AIM OF THE EXERCISE> In the entries below, find the line containing "Convert this screenshot". Copy it and all lines after it, exactly, through the end.

(A run of records)
◇ ◇ ◇ ◇

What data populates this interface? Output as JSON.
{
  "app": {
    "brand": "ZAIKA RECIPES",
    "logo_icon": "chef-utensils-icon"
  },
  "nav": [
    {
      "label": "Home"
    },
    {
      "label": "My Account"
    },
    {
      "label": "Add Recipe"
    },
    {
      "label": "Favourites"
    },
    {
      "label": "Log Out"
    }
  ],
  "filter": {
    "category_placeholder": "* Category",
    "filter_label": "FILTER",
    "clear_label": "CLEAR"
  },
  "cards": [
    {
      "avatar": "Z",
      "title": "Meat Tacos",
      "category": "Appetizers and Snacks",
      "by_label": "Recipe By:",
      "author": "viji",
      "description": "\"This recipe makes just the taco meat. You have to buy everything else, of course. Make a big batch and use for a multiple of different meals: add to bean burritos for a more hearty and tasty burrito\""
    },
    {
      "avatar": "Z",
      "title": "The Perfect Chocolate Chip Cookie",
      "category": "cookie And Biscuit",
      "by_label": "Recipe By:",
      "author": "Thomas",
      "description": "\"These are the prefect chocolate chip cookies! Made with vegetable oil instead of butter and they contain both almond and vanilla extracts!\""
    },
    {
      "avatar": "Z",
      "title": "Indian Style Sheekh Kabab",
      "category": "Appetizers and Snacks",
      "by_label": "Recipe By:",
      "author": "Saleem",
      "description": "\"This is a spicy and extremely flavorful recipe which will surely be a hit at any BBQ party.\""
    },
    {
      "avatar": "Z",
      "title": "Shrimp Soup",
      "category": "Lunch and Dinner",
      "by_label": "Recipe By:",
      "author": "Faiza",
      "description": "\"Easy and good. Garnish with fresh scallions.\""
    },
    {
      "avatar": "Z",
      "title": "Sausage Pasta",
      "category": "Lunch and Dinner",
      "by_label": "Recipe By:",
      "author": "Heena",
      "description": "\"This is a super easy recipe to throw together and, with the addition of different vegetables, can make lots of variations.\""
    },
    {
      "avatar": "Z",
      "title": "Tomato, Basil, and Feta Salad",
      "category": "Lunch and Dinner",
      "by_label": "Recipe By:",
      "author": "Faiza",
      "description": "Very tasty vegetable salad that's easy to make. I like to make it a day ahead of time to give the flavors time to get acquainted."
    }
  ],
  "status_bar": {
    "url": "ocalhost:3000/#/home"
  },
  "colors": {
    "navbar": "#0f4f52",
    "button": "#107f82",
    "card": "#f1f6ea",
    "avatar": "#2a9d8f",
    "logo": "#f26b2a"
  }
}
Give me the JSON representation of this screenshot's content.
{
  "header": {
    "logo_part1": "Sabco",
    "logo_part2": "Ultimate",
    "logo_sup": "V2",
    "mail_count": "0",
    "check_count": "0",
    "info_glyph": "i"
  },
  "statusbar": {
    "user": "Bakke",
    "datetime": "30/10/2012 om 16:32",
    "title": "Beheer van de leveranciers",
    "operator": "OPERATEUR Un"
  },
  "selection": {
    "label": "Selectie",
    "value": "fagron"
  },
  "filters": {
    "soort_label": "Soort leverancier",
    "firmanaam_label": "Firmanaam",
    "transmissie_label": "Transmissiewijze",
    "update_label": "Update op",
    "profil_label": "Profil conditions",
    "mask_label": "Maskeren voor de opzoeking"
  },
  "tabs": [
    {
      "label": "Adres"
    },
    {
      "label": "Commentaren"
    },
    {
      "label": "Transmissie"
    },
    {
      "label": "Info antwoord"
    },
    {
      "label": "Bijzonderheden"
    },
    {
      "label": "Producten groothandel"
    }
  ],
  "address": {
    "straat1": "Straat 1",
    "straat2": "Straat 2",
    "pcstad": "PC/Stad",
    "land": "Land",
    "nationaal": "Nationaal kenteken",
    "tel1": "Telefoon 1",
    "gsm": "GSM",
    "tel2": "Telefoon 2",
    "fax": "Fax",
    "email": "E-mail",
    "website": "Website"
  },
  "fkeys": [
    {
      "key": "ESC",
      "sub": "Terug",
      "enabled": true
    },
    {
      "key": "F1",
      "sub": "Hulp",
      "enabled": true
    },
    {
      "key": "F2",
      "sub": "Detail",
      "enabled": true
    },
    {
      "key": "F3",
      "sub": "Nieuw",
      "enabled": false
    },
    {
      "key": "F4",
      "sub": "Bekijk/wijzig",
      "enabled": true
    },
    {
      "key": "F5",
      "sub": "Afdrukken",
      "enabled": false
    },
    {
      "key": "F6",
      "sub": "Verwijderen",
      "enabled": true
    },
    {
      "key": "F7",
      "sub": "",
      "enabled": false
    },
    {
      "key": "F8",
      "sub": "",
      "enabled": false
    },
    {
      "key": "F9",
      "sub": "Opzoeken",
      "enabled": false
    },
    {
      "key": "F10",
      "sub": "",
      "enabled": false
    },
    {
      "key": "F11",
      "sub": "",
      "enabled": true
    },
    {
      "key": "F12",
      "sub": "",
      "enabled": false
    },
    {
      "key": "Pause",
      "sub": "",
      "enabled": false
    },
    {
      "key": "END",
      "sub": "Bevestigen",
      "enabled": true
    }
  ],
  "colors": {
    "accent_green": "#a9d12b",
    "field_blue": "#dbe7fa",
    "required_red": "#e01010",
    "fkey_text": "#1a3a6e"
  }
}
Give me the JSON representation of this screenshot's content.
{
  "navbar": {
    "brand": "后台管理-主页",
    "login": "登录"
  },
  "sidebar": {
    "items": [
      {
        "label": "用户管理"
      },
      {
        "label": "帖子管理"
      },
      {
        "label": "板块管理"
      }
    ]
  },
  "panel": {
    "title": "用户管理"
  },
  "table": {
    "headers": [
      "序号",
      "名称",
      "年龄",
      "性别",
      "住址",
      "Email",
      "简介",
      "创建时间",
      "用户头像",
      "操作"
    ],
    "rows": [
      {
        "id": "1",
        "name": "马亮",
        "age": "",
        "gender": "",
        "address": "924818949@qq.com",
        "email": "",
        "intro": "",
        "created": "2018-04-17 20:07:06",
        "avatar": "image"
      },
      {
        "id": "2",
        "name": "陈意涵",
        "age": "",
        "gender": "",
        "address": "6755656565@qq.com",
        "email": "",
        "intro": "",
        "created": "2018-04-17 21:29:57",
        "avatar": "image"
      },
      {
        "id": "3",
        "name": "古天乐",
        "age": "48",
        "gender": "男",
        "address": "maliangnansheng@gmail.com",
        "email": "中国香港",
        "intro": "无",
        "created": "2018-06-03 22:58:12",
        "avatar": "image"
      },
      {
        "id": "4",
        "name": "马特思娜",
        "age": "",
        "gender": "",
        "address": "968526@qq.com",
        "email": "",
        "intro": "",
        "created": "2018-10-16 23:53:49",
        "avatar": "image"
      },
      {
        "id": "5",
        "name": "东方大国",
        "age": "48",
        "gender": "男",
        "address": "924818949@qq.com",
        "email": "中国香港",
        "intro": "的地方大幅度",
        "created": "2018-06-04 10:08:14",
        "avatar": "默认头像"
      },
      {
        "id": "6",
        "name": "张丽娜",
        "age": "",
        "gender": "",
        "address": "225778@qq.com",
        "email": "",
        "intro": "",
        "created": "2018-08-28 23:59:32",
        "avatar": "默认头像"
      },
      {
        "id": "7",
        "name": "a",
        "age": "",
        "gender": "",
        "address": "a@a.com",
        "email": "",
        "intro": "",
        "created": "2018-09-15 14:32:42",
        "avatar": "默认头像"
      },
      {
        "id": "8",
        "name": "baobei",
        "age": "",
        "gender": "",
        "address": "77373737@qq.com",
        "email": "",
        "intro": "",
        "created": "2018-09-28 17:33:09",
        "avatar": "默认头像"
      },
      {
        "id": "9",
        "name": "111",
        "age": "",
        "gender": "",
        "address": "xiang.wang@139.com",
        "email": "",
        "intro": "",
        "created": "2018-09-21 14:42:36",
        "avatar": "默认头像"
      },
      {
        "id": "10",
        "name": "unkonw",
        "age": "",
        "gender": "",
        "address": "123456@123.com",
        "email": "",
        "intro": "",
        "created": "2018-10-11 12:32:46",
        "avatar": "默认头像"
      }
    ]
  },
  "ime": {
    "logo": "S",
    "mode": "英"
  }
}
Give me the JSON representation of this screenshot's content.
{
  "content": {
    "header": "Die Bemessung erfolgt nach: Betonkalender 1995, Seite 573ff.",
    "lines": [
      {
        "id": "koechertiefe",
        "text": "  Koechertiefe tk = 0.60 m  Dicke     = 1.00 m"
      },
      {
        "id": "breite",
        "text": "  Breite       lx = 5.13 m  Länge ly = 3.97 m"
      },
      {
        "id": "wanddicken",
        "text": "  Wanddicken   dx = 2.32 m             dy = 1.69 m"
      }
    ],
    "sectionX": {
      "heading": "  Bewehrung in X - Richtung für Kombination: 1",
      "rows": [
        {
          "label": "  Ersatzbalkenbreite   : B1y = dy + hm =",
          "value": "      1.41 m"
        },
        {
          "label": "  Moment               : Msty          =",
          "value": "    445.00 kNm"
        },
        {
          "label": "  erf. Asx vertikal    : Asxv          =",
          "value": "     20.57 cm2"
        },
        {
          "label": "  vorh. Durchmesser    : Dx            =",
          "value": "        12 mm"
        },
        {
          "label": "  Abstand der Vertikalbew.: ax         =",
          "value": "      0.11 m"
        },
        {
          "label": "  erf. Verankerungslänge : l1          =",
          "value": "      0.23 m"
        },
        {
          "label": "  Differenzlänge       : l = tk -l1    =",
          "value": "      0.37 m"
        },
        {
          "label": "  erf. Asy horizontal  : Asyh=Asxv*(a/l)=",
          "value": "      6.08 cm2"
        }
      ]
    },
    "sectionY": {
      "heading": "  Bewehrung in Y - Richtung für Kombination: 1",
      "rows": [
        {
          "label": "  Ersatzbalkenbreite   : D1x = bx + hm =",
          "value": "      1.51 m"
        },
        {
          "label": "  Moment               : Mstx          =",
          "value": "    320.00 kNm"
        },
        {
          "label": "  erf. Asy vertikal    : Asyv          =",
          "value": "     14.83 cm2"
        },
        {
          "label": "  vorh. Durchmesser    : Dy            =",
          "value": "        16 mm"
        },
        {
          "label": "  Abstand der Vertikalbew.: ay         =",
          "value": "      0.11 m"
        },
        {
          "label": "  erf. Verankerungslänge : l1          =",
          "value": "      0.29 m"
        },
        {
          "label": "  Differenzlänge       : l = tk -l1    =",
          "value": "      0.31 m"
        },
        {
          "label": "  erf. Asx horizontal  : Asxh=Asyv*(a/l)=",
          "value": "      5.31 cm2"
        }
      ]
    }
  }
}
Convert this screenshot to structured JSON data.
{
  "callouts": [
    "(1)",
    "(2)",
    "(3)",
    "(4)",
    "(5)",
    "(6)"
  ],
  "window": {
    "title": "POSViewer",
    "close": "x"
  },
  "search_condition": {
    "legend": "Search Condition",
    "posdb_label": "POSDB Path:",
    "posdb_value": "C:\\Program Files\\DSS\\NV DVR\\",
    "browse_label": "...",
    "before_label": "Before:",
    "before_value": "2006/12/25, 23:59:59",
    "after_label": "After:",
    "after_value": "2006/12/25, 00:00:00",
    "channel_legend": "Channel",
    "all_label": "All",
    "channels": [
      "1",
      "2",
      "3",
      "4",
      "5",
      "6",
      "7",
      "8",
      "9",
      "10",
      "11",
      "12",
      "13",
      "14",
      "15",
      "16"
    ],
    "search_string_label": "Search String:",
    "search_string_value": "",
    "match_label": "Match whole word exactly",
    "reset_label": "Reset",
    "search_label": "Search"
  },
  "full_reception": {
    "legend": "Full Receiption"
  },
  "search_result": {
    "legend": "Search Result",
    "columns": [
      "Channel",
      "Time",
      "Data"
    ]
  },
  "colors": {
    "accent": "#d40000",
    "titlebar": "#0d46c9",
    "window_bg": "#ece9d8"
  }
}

◇ ◇ ◇ ◇

OUTPUT FOR THIS TASK>
Convert this screenshot to structured JSON data.
{
  "callouts": [
    "(1)",
    "(2)",
    "(3)",
    "(4)",
    "(5)",
    "(6)"
  ],
  "window": {
    "title": "POSViewer",
    "close": "x"
  },
  "search_condition": {
    "legend": "Search Condition",
    "posdb_label": "POSDB Path:",
    "posdb_value": "C:\\Program Files\\DSS\\NV DVR\\",
    "browse_label": "...",
    "before_label": "Before:",
    "before_value": "2006/12/25, 23:59:59",
    "after_label": "After:",
    "after_value": "2006/12/25, 00:00:00",
    "channel_legend": "Channel",
    "all_label": "All",
    "channels": [
      "1",
      "2",
      "3",
      "4",
      "5",
      "6",
      "7",
      "8",
      "9",
      "10",
      "11",
      "12",
      "13",
      "14",
      "15",
      "16"
    ],
    "search_string_label": "Search String:",
    "search_string_value": "",
    "match_label": "Match whole word exactly",
    "reset_label": "Reset",
    "search_label": "Search"
  },
  "full_reception": {
    "legend": "Full Receiption"
  },
  "search_result": {
    "legend": "Search Result",
    "columns": [
      "Channel",
      "Time",
      "Data"
    ]
  },
  "colors": {
    "accent": "#d40000",
    "titlebar": "#0d46c9",
    "window_bg": "#ece9d8"
  }
}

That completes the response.